Extracted data entries
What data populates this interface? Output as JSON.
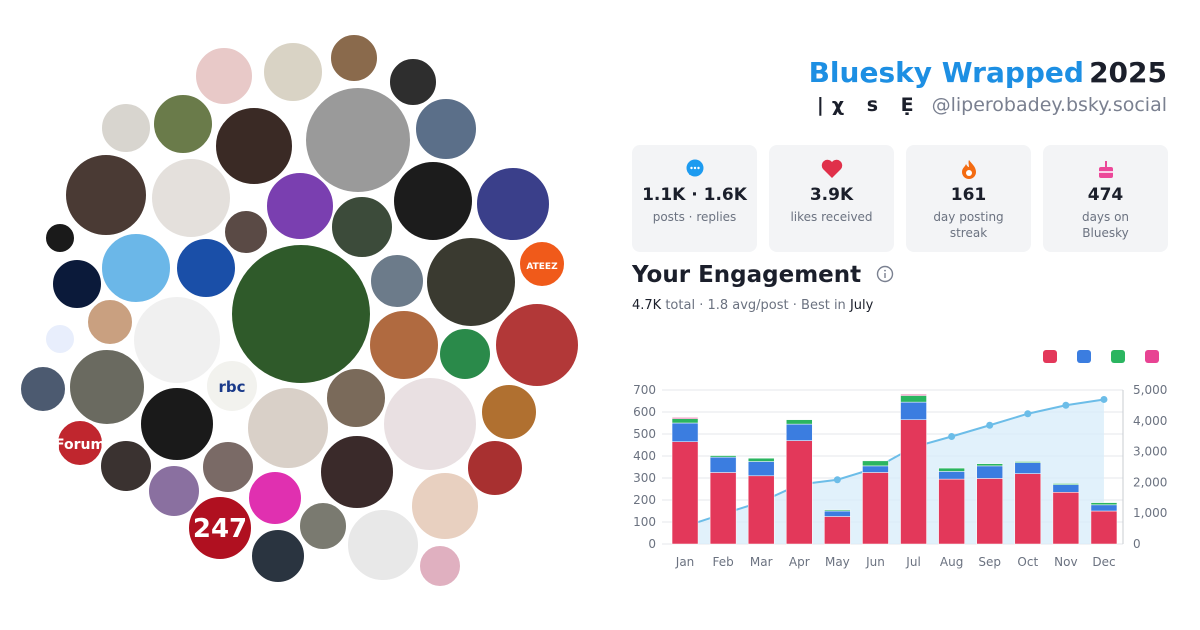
{
  "header": {
    "title": "Bluesky Wrapped",
    "year": "2025",
    "glyphs": "|χ s Ẹ",
    "handle": "@liperobadey.bsky.social"
  },
  "stats": [
    {
      "value": "1.1K · 1.6K",
      "label": "posts · replies"
    },
    {
      "value": "3.9K",
      "label": "likes received"
    },
    {
      "value": "161",
      "label": "day posting streak"
    },
    {
      "value": "474",
      "label": "days on Bluesky"
    }
  ],
  "engagement": {
    "title": "Your Engagement",
    "total": "4.7K",
    "middle": " total · 1.8 avg/post · Best in ",
    "best": "July"
  },
  "avatar_labels": [
    "Forum",
    "247",
    "rbc",
    "ATEEZ"
  ],
  "chart_data": {
    "type": "bar",
    "stacked": true,
    "categories": [
      "Jan",
      "Feb",
      "Mar",
      "Apr",
      "May",
      "Jun",
      "Jul",
      "Aug",
      "Sep",
      "Oct",
      "Nov",
      "Dec"
    ],
    "series": [
      {
        "color": "#e3385a",
        "values": [
          465,
          325,
          310,
          470,
          125,
          325,
          565,
          295,
          298,
          320,
          235,
          150
        ]
      },
      {
        "color": "#3b7de0",
        "values": [
          85,
          70,
          65,
          75,
          25,
          30,
          80,
          35,
          57,
          50,
          35,
          28
        ]
      },
      {
        "color": "#2bb560",
        "values": [
          20,
          7,
          15,
          20,
          5,
          23,
          30,
          15,
          10,
          5,
          5,
          10
        ]
      },
      {
        "color": "#e84393",
        "values": [
          5,
          0,
          0,
          0,
          0,
          0,
          5,
          0,
          0,
          0,
          0,
          0
        ]
      },
      {
        "type": "line",
        "axis": "y2",
        "color": "#6cbde8",
        "fill": "#d9eefa",
        "values": [
          575,
          977,
          1367,
          1932,
          2087,
          2465,
          3145,
          3490,
          3855,
          4230,
          4505,
          4693
        ]
      }
    ],
    "ylim": [
      0,
      700
    ],
    "yticks": [
      0,
      100,
      200,
      300,
      400,
      500,
      600,
      700
    ],
    "y2lim": [
      0,
      5000
    ],
    "y2ticks": [
      0,
      {
        "value": 1000,
        "label": "1,000"
      },
      {
        "value": 2000,
        "label": "2,000"
      },
      {
        "value": 3000,
        "label": "3,000"
      },
      {
        "value": 4000,
        "label": "4,000"
      },
      {
        "value": 5000,
        "label": "5,000"
      }
    ],
    "grid": true
  }
}
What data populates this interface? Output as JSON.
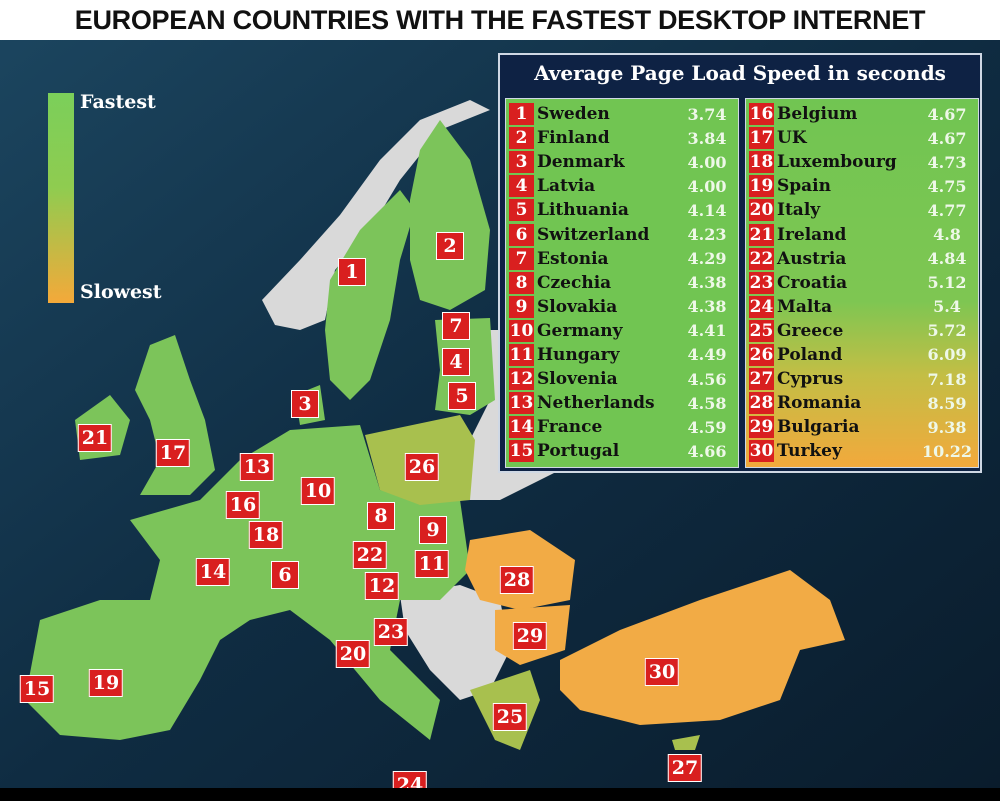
{
  "title": "EUROPEAN COUNTRIES WITH THE FASTEST DESKTOP INTERNET",
  "legend": {
    "top_label": "Fastest",
    "bottom_label": "Slowest",
    "colors": {
      "fastest": "#7bcf5a",
      "slowest": "#f4a93a"
    }
  },
  "table": {
    "title": "Average Page Load Speed in seconds",
    "unit": "seconds",
    "rows": [
      {
        "rank": "1",
        "country": "Sweden",
        "value": "3.74"
      },
      {
        "rank": "2",
        "country": "Finland",
        "value": "3.84"
      },
      {
        "rank": "3",
        "country": "Denmark",
        "value": "4.00"
      },
      {
        "rank": "4",
        "country": "Latvia",
        "value": "4.00"
      },
      {
        "rank": "5",
        "country": "Lithuania",
        "value": "4.14"
      },
      {
        "rank": "6",
        "country": "Switzerland",
        "value": "4.23"
      },
      {
        "rank": "7",
        "country": "Estonia",
        "value": "4.29"
      },
      {
        "rank": "8",
        "country": "Czechia",
        "value": "4.38"
      },
      {
        "rank": "9",
        "country": "Slovakia",
        "value": "4.38"
      },
      {
        "rank": "10",
        "country": "Germany",
        "value": "4.41"
      },
      {
        "rank": "11",
        "country": "Hungary",
        "value": "4.49"
      },
      {
        "rank": "12",
        "country": "Slovenia",
        "value": "4.56"
      },
      {
        "rank": "13",
        "country": "Netherlands",
        "value": "4.58"
      },
      {
        "rank": "14",
        "country": "France",
        "value": "4.59"
      },
      {
        "rank": "15",
        "country": "Portugal",
        "value": "4.66"
      },
      {
        "rank": "16",
        "country": "Belgium",
        "value": "4.67"
      },
      {
        "rank": "17",
        "country": "UK",
        "value": "4.67"
      },
      {
        "rank": "18",
        "country": "Luxembourg",
        "value": "4.73"
      },
      {
        "rank": "19",
        "country": "Spain",
        "value": "4.75"
      },
      {
        "rank": "20",
        "country": "Italy",
        "value": "4.77"
      },
      {
        "rank": "21",
        "country": "Ireland",
        "value": "4.8"
      },
      {
        "rank": "22",
        "country": "Austria",
        "value": "4.84"
      },
      {
        "rank": "23",
        "country": "Croatia",
        "value": "5.12"
      },
      {
        "rank": "24",
        "country": "Malta",
        "value": "5.4"
      },
      {
        "rank": "25",
        "country": "Greece",
        "value": "5.72"
      },
      {
        "rank": "26",
        "country": "Poland",
        "value": "6.09"
      },
      {
        "rank": "27",
        "country": "Cyprus",
        "value": "7.18"
      },
      {
        "rank": "28",
        "country": "Romania",
        "value": "8.59"
      },
      {
        "rank": "29",
        "country": "Bulgaria",
        "value": "9.38"
      },
      {
        "rank": "30",
        "country": "Turkey",
        "value": "10.22"
      }
    ]
  },
  "map_colors": {
    "fast": "#7cc45a",
    "mid": "#a8c04e",
    "slow": "#f2ab45",
    "no_data": "#d9d9d9"
  }
}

### The request
Omit every picture while copying the listing above exactly.

### Solution to this problem
What data populates this interface? Output as JSON.
{
  "header": {
    "title": "Bluesky Wrapped",
    "year": "2025",
    "glyphs": "|χ s Ẹ",
    "handle": "@liperobadey.bsky.social"
  },
  "stats": [
    {
      "value": "1.1K · 1.6K",
      "label": "posts · replies"
    },
    {
      "value": "3.9K",
      "label": "likes received"
    },
    {
      "value": "161",
      "label": "day posting streak"
    },
    {
      "value": "474",
      "label": "days on Bluesky"
    }
  ],
  "engagement": {
    "title": "Your Engagement",
    "total": "4.7K",
    "middle": " total · 1.8 avg/post · Best in ",
    "best": "July"
  },
  "avatar_labels": [
    "Forum",
    "247",
    "rbc",
    "ATEEZ"
  ],
  "chart_data": {
    "type": "bar",
    "stacked": true,
    "categories": [
      "Jan",
      "Feb",
      "Mar",
      "Apr",
      "May",
      "Jun",
      "Jul",
      "Aug",
      "Sep",
      "Oct",
      "Nov",
      "Dec"
    ],
    "series": [
      {
        "color": "#e3385a",
        "values": [
          465,
          325,
          310,
          470,
          125,
          325,
          565,
          295,
          298,
          320,
          235,
          150
        ]
      },
      {
        "color": "#3b7de0",
        "values": [
          85,
          70,
          65,
          75,
          25,
          30,
          80,
          35,
          57,
          50,
          35,
          28
        ]
      },
      {
        "color": "#2bb560",
        "values": [
          20,
          7,
          15,
          20,
          5,
          23,
          30,
          15,
          10,
          5,
          5,
          10
        ]
      },
      {
        "color": "#e84393",
        "values": [
          5,
          0,
          0,
          0,
          0,
          0,
          5,
          0,
          0,
          0,
          0,
          0
        ]
      },
      {
        "type": "line",
        "axis": "y2",
        "color": "#6cbde8",
        "fill": "#d9eefa",
        "values": [
          575,
          977,
          1367,
          1932,
          2087,
          2465,
          3145,
          3490,
          3855,
          4230,
          4505,
          4693
        ]
      }
    ],
    "ylim": [
      0,
      700
    ],
    "yticks": [
      0,
      100,
      200,
      300,
      400,
      500,
      600,
      700
    ],
    "y2lim": [
      0,
      5000
    ],
    "y2ticks": [
      0,
      {
        "value": 1000,
        "label": "1,000"
      },
      {
        "value": 2000,
        "label": "2,000"
      },
      {
        "value": 3000,
        "label": "3,000"
      },
      {
        "value": 4000,
        "label": "4,000"
      },
      {
        "value": 5000,
        "label": "5,000"
      }
    ],
    "grid": true
  }
}
What data populates this interface? Output as JSON.
{
  "title": "EUROPEAN COUNTRIES WITH THE FASTEST DESKTOP INTERNET",
  "legend": {
    "top_label": "Fastest",
    "bottom_label": "Slowest",
    "colors": {
      "fastest": "#7bcf5a",
      "slowest": "#f4a93a"
    }
  },
  "table": {
    "title": "Average Page Load Speed in seconds",
    "unit": "seconds",
    "rows": [
      {
        "rank": "1",
        "country": "Sweden",
        "value": "3.74"
      },
      {
        "rank": "2",
        "country": "Finland",
        "value": "3.84"
      },
      {
        "rank": "3",
        "country": "Denmark",
        "value": "4.00"
      },
      {
        "rank": "4",
        "country": "Latvia",
        "value": "4.00"
      },
      {
        "rank": "5",
        "country": "Lithuania",
        "value": "4.14"
      },
      {
        "rank": "6",
        "country": "Switzerland",
        "value": "4.23"
      },
      {
        "rank": "7",
        "country": "Estonia",
        "value": "4.29"
      },
      {
        "rank": "8",
        "country": "Czechia",
        "value": "4.38"
      },
      {
        "rank": "9",
        "country": "Slovakia",
        "value": "4.38"
      },
      {
        "rank": "10",
        "country": "Germany",
        "value": "4.41"
      },
      {
        "rank": "11",
        "country": "Hungary",
        "value": "4.49"
      },
      {
        "rank": "12",
        "country": "Slovenia",
        "value": "4.56"
      },
      {
        "rank": "13",
        "country": "Netherlands",
        "value": "4.58"
      },
      {
        "rank": "14",
        "country": "France",
        "value": "4.59"
      },
      {
        "rank": "15",
        "country": "Portugal",
        "value": "4.66"
      },
      {
        "rank": "16",
        "country": "Belgium",
        "value": "4.67"
      },
      {
        "rank": "17",
        "country": "UK",
        "value": "4.67"
      },
      {
        "rank": "18",
        "country": "Luxembourg",
        "value": "4.73"
      },
      {
        "rank": "19",
        "country": "Spain",
        "value": "4.75"
      },
      {
        "rank": "20",
        "country": "Italy",
        "value": "4.77"
      },
      {
        "rank": "21",
        "country": "Ireland",
        "value": "4.8"
      },
      {
        "rank": "22",
        "country": "Austria",
        "value": "4.84"
      },
      {
        "rank": "23",
        "country": "Croatia",
        "value": "5.12"
      },
      {
        "rank": "24",
        "country": "Malta",
        "value": "5.4"
      },
      {
        "rank": "25",
        "country": "Greece",
        "value": "5.72"
      },
      {
        "rank": "26",
        "country": "Poland",
        "value": "6.09"
      },
      {
        "rank": "27",
        "country": "Cyprus",
        "value": "7.18"
      },
      {
        "rank": "28",
        "country": "Romania",
        "value": "8.59"
      },
      {
        "rank": "29",
        "country": "Bulgaria",
        "value": "9.38"
      },
      {
        "rank": "30",
        "country": "Turkey",
        "value": "10.22"
      }
    ]
  },
  "map_colors": {
    "fast": "#7cc45a",
    "mid": "#a8c04e",
    "slow": "#f2ab45",
    "no_data": "#d9d9d9"
  }
}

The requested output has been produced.